In the material below, find all lines with the string "Tanımı" and copy them.

[Raw records]

===

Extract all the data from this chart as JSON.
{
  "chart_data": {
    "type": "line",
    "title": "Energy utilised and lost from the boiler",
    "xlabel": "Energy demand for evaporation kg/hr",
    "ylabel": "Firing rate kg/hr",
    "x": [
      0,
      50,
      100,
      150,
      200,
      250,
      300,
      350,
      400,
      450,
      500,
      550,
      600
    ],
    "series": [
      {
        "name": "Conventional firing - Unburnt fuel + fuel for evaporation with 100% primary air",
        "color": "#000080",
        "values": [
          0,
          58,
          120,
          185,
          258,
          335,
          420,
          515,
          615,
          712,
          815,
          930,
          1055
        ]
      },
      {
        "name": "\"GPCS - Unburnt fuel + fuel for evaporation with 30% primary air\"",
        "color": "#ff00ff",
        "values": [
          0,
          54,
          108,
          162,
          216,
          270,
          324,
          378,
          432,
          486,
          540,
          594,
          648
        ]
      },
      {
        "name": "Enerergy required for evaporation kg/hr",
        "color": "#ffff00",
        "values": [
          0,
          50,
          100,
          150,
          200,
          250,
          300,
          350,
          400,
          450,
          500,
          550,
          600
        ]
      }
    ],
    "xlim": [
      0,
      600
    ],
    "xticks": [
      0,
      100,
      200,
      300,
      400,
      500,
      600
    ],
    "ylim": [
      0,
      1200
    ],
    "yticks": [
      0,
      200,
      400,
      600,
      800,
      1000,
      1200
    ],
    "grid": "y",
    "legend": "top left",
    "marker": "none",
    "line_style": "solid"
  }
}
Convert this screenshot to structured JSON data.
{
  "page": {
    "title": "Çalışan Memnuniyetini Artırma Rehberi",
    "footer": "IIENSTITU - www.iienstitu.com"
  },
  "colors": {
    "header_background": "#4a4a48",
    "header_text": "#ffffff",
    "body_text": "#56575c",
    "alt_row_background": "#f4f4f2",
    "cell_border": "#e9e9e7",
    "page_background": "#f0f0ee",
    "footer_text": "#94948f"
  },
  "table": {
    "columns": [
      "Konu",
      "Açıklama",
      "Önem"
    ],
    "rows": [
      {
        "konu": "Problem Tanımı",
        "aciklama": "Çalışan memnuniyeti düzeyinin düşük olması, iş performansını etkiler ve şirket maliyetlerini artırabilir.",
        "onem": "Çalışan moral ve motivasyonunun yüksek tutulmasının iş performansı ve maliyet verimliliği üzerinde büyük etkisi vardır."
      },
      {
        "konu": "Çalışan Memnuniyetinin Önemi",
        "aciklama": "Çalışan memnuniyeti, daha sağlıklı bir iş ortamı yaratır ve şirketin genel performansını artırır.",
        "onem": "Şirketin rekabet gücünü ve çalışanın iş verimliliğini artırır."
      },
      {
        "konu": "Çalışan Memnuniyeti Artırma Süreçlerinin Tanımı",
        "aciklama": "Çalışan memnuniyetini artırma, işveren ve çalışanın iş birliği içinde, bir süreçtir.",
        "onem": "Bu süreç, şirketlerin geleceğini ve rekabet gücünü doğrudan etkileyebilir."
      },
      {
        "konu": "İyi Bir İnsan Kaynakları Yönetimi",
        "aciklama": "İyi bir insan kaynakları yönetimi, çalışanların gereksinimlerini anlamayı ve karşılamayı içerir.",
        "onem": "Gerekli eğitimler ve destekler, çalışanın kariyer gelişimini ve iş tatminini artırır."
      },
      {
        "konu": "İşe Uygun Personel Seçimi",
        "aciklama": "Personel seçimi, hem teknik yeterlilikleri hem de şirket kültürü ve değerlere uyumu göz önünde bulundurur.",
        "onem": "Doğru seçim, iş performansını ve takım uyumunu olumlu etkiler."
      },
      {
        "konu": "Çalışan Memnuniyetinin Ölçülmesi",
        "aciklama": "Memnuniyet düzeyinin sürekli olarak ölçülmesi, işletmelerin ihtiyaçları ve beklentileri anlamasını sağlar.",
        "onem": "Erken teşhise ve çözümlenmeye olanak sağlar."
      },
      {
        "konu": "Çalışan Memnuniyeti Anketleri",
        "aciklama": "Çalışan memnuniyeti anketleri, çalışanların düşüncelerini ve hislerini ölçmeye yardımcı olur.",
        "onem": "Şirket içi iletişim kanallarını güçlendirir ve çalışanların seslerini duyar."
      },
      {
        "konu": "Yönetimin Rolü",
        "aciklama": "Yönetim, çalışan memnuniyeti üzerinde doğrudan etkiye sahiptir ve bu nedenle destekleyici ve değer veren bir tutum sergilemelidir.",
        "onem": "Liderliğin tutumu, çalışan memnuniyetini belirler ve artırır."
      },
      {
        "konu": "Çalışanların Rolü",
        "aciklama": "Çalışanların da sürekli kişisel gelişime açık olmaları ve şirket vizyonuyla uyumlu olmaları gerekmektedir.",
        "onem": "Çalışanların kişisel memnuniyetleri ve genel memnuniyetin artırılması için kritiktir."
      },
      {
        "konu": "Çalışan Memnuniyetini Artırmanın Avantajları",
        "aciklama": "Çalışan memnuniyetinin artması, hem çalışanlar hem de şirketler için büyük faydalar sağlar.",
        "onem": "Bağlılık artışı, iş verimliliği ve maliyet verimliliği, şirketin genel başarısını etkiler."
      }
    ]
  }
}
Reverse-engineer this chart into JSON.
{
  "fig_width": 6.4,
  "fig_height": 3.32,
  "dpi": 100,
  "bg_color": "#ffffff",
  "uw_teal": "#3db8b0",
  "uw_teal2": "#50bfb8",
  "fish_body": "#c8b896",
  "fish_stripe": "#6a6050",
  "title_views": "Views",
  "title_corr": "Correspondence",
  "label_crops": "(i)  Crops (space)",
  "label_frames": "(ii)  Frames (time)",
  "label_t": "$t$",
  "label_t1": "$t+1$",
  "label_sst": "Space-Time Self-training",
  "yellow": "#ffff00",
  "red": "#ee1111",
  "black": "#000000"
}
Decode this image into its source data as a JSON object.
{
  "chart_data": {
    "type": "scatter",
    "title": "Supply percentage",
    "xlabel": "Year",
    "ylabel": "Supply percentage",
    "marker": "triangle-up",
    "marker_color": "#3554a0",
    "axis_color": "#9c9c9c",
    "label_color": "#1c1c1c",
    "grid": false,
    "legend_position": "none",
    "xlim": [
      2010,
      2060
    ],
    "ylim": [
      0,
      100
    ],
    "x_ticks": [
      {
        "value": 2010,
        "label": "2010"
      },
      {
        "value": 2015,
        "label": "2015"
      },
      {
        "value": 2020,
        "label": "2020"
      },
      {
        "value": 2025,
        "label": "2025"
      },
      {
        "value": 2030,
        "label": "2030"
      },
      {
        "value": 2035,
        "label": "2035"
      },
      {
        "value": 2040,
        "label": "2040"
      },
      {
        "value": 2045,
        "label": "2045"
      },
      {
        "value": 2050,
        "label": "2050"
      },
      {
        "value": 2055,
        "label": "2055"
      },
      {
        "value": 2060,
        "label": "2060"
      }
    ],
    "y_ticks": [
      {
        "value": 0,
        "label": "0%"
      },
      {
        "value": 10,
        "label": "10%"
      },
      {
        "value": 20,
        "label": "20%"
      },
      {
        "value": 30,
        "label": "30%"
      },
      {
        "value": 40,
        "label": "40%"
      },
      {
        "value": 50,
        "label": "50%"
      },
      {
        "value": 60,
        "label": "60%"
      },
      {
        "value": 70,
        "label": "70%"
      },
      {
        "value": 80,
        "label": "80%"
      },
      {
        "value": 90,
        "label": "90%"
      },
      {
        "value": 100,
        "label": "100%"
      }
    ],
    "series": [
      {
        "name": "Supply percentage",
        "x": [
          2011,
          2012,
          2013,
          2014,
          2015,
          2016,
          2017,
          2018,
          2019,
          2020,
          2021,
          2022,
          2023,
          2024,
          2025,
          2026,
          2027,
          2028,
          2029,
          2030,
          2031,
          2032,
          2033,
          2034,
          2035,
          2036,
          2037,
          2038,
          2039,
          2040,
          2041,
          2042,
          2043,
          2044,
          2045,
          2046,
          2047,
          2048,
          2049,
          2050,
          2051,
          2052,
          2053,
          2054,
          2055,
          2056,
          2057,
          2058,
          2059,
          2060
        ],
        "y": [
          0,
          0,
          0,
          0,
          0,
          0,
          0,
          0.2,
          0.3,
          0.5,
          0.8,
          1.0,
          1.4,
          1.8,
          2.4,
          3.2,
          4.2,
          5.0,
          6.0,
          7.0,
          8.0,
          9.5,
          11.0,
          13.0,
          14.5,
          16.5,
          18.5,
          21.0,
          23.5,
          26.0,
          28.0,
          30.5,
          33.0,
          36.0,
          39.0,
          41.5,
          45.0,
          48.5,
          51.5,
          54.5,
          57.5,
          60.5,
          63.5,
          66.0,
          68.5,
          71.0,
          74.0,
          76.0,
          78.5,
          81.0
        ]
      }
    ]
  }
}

===

** Response for this exercise **
        "konu": "Problem Tanımı",
        "konu": "Çalışan Memnuniyeti Artırma Süreçlerinin Tanımı",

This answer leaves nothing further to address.